-- BEGIN MATERIAL FOR THE TASK --
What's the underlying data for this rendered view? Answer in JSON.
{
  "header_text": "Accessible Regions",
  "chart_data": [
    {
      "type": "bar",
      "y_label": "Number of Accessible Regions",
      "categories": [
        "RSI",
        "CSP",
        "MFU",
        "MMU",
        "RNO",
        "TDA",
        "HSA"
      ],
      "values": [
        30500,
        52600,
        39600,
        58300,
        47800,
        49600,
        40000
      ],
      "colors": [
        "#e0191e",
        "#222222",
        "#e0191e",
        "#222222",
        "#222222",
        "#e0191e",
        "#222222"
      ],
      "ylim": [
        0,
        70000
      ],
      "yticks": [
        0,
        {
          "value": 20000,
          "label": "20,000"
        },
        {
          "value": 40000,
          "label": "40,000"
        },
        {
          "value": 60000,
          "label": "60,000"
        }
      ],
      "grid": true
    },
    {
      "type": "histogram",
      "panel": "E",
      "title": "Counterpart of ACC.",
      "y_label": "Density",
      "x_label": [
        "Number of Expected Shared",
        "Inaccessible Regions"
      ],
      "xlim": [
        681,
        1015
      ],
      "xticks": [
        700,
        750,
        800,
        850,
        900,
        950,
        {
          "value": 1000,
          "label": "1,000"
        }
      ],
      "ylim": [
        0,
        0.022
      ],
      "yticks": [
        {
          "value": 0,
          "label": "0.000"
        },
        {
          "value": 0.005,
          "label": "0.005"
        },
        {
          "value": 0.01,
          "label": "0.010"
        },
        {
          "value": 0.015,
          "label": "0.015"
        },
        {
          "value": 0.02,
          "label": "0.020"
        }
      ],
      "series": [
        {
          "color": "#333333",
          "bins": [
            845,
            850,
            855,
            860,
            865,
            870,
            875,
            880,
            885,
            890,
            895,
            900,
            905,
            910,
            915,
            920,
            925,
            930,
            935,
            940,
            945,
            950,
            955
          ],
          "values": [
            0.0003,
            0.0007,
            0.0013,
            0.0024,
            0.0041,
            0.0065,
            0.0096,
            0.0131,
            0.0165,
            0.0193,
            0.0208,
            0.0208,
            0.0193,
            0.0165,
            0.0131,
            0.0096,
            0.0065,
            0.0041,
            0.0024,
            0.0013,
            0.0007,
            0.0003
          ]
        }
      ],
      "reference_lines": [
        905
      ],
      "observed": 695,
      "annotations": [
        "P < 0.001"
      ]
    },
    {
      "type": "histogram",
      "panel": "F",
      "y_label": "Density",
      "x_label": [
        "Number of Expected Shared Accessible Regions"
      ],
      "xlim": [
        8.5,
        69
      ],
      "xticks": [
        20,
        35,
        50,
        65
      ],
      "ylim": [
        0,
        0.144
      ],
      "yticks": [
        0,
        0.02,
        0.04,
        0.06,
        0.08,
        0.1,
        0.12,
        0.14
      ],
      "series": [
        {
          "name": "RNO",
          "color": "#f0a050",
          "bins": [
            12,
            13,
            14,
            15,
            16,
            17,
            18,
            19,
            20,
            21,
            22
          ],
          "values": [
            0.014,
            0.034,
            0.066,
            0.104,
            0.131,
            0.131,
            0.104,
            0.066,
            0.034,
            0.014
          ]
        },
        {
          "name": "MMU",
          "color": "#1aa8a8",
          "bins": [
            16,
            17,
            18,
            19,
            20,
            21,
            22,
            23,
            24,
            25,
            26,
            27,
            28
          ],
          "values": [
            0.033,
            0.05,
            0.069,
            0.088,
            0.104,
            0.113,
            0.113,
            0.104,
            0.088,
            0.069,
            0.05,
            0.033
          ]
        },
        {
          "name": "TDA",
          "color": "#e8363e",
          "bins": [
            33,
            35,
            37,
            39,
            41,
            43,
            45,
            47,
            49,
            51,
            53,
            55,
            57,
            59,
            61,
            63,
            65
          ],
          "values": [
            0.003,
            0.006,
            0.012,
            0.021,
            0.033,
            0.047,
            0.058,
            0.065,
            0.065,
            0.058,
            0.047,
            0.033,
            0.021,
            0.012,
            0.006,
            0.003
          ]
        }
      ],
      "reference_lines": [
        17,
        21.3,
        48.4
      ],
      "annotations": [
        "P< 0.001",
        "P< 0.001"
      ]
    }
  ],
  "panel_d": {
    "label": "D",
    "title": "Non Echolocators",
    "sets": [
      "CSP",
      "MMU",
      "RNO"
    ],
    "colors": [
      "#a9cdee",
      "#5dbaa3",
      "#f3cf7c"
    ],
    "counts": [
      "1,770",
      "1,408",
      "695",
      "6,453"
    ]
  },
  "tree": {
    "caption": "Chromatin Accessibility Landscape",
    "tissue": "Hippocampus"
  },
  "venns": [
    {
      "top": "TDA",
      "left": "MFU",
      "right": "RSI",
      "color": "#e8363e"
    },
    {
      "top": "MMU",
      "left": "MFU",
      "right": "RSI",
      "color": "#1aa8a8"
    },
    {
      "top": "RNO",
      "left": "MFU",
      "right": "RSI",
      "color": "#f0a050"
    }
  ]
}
-- END MATERIAL FOR THE TASK --
Exactly reproduce every line of the data above.

• [RESULT OF THIS TASK]
What's the underlying data for this rendered view? Answer in JSON.
{
  "header_text": "Accessible Regions",
  "chart_data": [
    {
      "type": "bar",
      "y_label": "Number of Accessible Regions",
      "categories": [
        "RSI",
        "CSP",
        "MFU",
        "MMU",
        "RNO",
        "TDA",
        "HSA"
      ],
      "values": [
        30500,
        52600,
        39600,
        58300,
        47800,
        49600,
        40000
      ],
      "colors": [
        "#e0191e",
        "#222222",
        "#e0191e",
        "#222222",
        "#222222",
        "#e0191e",
        "#222222"
      ],
      "ylim": [
        0,
        70000
      ],
      "yticks": [
        0,
        {
          "value": 20000,
          "label": "20,000"
        },
        {
          "value": 40000,
          "label": "40,000"
        },
        {
          "value": 60000,
          "label": "60,000"
        }
      ],
      "grid": true
    },
    {
      "type": "histogram",
      "panel": "E",
      "title": "Counterpart of ACC.",
      "y_label": "Density",
      "x_label": [
        "Number of Expected Shared",
        "Inaccessible Regions"
      ],
      "xlim": [
        681,
        1015
      ],
      "xticks": [
        700,
        750,
        800,
        850,
        900,
        950,
        {
          "value": 1000,
          "label": "1,000"
        }
      ],
      "ylim": [
        0,
        0.022
      ],
      "yticks": [
        {
          "value": 0,
          "label": "0.000"
        },
        {
          "value": 0.005,
          "label": "0.005"
        },
        {
          "value": 0.01,
          "label": "0.010"
        },
        {
          "value": 0.015,
          "label": "0.015"
        },
        {
          "value": 0.02,
          "label": "0.020"
        }
      ],
      "series": [
        {
          "color": "#333333",
          "bins": [
            845,
            850,
            855,
            860,
            865,
            870,
            875,
            880,
            885,
            890,
            895,
            900,
            905,
            910,
            915,
            920,
            925,
            930,
            935,
            940,
            945,
            950,
            955
          ],
          "values": [
            0.0003,
            0.0007,
            0.0013,
            0.0024,
            0.0041,
            0.0065,
            0.0096,
            0.0131,
            0.0165,
            0.0193,
            0.0208,
            0.0208,
            0.0193,
            0.0165,
            0.0131,
            0.0096,
            0.0065,
            0.0041,
            0.0024,
            0.0013,
            0.0007,
            0.0003
          ]
        }
      ],
      "reference_lines": [
        905
      ],
      "observed": 695,
      "annotations": [
        "P < 0.001"
      ]
    },
    {
      "type": "histogram",
      "panel": "F",
      "y_label": "Density",
      "x_label": [
        "Number of Expected Shared Accessible Regions"
      ],
      "xlim": [
        8.5,
        69
      ],
      "xticks": [
        20,
        35,
        50,
        65
      ],
      "ylim": [
        0,
        0.144
      ],
      "yticks": [
        0,
        0.02,
        0.04,
        0.06,
        0.08,
        0.1,
        0.12,
        0.14
      ],
      "series": [
        {
          "name": "RNO",
          "color": "#f0a050",
          "bins": [
            12,
            13,
            14,
            15,
            16,
            17,
            18,
            19,
            20,
            21,
            22
          ],
          "values": [
            0.014,
            0.034,
            0.066,
            0.104,
            0.131,
            0.131,
            0.104,
            0.066,
            0.034,
            0.014
          ]
        },
        {
          "name": "MMU",
          "color": "#1aa8a8",
          "bins": [
            16,
            17,
            18,
            19,
            20,
            21,
            22,
            23,
            24,
            25,
            26,
            27,
            28
          ],
          "values": [
            0.033,
            0.05,
            0.069,
            0.088,
            0.104,
            0.113,
            0.113,
            0.104,
            0.088,
            0.069,
            0.05,
            0.033
          ]
        },
        {
          "name": "TDA",
          "color": "#e8363e",
          "bins": [
            33,
            35,
            37,
            39,
            41,
            43,
            45,
            47,
            49,
            51,
            53,
            55,
            57,
            59,
            61,
            63,
            65
          ],
          "values": [
            0.003,
            0.006,
            0.012,
            0.021,
            0.033,
            0.047,
            0.058,
            0.065,
            0.065,
            0.058,
            0.047,
            0.033,
            0.021,
            0.012,
            0.006,
            0.003
          ]
        }
      ],
      "reference_lines": [
        17,
        21.3,
        48.4
      ],
      "annotations": [
        "P< 0.001",
        "P< 0.001"
      ]
    }
  ],
  "panel_d": {
    "label": "D",
    "title": "Non Echolocators",
    "sets": [
      "CSP",
      "MMU",
      "RNO"
    ],
    "colors": [
      "#a9cdee",
      "#5dbaa3",
      "#f3cf7c"
    ],
    "counts": [
      "1,770",
      "1,408",
      "695",
      "6,453"
    ]
  },
  "tree": {
    "caption": "Chromatin Accessibility Landscape",
    "tissue": "Hippocampus"
  },
  "venns": [
    {
      "top": "TDA",
      "left": "MFU",
      "right": "RSI",
      "color": "#e8363e"
    },
    {
      "top": "MMU",
      "left": "MFU",
      "right": "RSI",
      "color": "#1aa8a8"
    },
    {
      "top": "RNO",
      "left": "MFU",
      "right": "RSI",
      "color": "#f0a050"
    }
  ]
}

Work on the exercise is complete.